:: Given information ::

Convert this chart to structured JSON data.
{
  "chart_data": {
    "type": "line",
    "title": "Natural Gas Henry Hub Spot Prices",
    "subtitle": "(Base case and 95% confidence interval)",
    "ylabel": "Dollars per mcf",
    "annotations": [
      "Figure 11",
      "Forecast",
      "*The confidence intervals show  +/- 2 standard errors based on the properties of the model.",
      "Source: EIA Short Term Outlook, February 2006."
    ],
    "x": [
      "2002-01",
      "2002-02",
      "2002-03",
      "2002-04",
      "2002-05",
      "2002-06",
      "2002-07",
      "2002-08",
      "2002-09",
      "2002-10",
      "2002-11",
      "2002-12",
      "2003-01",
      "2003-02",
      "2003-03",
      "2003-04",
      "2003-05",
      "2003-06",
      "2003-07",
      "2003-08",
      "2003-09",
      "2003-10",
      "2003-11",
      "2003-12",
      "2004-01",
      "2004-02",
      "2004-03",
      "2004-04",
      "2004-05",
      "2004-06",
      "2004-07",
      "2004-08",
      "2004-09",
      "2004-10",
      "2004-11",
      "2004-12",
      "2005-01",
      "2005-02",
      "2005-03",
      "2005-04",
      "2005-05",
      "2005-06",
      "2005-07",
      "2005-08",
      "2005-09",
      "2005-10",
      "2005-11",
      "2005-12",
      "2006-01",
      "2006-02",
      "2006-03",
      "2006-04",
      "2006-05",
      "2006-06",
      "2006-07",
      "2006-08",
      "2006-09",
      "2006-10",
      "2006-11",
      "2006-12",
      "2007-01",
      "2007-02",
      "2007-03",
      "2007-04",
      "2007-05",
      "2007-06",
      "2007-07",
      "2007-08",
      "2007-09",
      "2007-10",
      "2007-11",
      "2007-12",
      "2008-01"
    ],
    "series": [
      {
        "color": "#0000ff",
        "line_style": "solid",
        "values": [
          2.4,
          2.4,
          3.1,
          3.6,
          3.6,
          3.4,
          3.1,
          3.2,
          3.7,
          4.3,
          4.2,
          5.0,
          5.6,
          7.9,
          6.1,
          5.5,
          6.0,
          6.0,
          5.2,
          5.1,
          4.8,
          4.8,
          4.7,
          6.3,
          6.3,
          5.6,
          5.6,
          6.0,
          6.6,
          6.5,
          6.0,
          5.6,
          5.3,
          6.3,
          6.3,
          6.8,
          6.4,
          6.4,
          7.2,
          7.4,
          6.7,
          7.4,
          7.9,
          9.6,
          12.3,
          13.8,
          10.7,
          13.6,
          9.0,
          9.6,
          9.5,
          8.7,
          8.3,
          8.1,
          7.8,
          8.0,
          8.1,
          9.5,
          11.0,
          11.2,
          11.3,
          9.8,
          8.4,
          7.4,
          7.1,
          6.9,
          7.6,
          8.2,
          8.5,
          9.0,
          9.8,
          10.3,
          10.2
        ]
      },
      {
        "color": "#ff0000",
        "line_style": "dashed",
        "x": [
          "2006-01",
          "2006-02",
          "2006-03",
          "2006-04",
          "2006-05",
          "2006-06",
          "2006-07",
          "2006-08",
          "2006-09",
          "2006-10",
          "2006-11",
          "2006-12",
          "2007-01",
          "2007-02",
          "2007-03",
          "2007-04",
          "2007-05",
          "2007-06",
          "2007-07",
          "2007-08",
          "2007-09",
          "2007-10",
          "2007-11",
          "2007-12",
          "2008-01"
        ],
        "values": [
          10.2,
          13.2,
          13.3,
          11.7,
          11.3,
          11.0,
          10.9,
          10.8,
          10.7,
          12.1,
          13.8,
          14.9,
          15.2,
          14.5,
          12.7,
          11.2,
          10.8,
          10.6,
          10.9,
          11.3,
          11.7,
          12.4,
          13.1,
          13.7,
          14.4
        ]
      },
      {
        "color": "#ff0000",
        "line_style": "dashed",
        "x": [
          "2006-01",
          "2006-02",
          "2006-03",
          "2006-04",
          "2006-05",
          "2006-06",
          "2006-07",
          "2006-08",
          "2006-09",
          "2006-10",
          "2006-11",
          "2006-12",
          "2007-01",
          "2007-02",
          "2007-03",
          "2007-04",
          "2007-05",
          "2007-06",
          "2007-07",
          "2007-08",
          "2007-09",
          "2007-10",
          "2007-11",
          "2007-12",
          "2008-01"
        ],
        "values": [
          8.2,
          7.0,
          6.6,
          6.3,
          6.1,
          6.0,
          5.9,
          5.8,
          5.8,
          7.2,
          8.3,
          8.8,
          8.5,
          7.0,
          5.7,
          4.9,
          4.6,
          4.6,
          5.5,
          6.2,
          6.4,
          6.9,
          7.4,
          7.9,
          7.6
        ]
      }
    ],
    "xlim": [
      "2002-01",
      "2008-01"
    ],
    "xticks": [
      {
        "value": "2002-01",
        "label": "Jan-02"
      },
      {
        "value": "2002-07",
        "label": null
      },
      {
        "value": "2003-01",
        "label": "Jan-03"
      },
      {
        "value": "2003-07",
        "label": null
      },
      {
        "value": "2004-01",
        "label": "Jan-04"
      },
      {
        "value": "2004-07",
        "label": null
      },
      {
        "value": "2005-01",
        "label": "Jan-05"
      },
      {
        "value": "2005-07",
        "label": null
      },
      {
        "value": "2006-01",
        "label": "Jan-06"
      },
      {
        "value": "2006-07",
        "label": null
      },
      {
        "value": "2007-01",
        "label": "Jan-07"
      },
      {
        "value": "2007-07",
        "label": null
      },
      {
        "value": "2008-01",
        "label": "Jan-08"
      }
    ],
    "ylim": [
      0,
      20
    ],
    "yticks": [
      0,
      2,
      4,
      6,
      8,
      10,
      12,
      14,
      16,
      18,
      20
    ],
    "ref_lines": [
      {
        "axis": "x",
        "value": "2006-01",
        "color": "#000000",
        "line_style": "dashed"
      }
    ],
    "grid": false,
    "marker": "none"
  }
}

:::

### Short task:
Pick out every line above that contains the word "color" and copy it.

### Task answer:
        "color": "#0000ff",
        "color": "#ff0000",
        "color": "#ff0000",
        "color": "#000000",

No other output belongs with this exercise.